§ GIVEN DATA:
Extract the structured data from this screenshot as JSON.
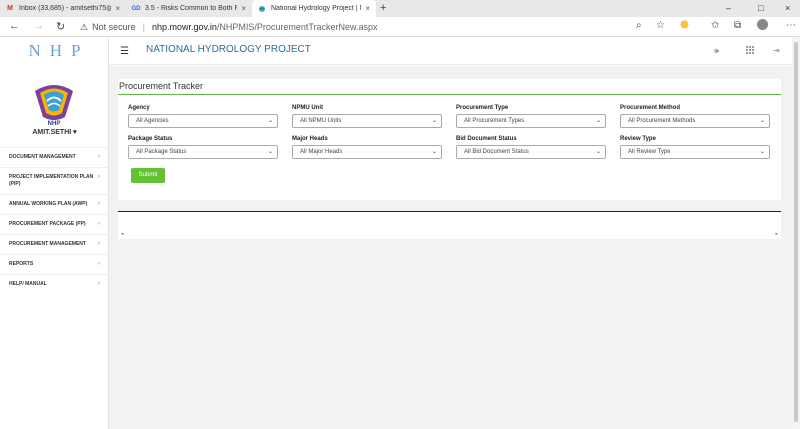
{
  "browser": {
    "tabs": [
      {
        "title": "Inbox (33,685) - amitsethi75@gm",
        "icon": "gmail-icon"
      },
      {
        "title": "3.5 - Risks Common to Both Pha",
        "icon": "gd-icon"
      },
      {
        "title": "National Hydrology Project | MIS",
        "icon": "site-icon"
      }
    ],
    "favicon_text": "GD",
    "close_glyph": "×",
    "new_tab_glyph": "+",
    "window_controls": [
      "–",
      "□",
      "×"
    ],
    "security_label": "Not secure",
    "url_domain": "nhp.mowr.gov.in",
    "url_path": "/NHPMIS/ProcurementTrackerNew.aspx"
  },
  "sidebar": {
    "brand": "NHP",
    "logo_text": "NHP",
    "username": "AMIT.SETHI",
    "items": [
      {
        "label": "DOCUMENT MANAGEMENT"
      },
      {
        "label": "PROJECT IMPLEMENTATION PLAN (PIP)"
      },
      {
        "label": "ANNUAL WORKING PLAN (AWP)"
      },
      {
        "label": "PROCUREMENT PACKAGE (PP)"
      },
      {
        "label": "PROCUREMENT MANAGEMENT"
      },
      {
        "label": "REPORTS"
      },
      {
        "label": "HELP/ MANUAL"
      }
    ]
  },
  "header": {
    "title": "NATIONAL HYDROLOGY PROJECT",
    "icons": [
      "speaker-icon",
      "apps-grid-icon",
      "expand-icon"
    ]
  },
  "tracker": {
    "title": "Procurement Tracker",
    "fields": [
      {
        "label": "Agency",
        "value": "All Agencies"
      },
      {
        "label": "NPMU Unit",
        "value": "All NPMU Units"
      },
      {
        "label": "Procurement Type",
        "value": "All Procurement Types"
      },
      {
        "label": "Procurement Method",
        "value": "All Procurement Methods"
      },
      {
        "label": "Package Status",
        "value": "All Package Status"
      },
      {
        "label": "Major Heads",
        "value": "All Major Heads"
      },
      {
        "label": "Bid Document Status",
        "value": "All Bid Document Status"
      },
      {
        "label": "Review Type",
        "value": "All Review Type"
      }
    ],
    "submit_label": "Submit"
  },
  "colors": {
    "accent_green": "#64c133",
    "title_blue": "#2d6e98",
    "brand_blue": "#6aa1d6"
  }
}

§ TASK STATEMENT:
From the data, list each line in which the string "Major" appears.

§ TASK RESPONSE:
        "label": "Major Heads",
        "value": "All Major Heads"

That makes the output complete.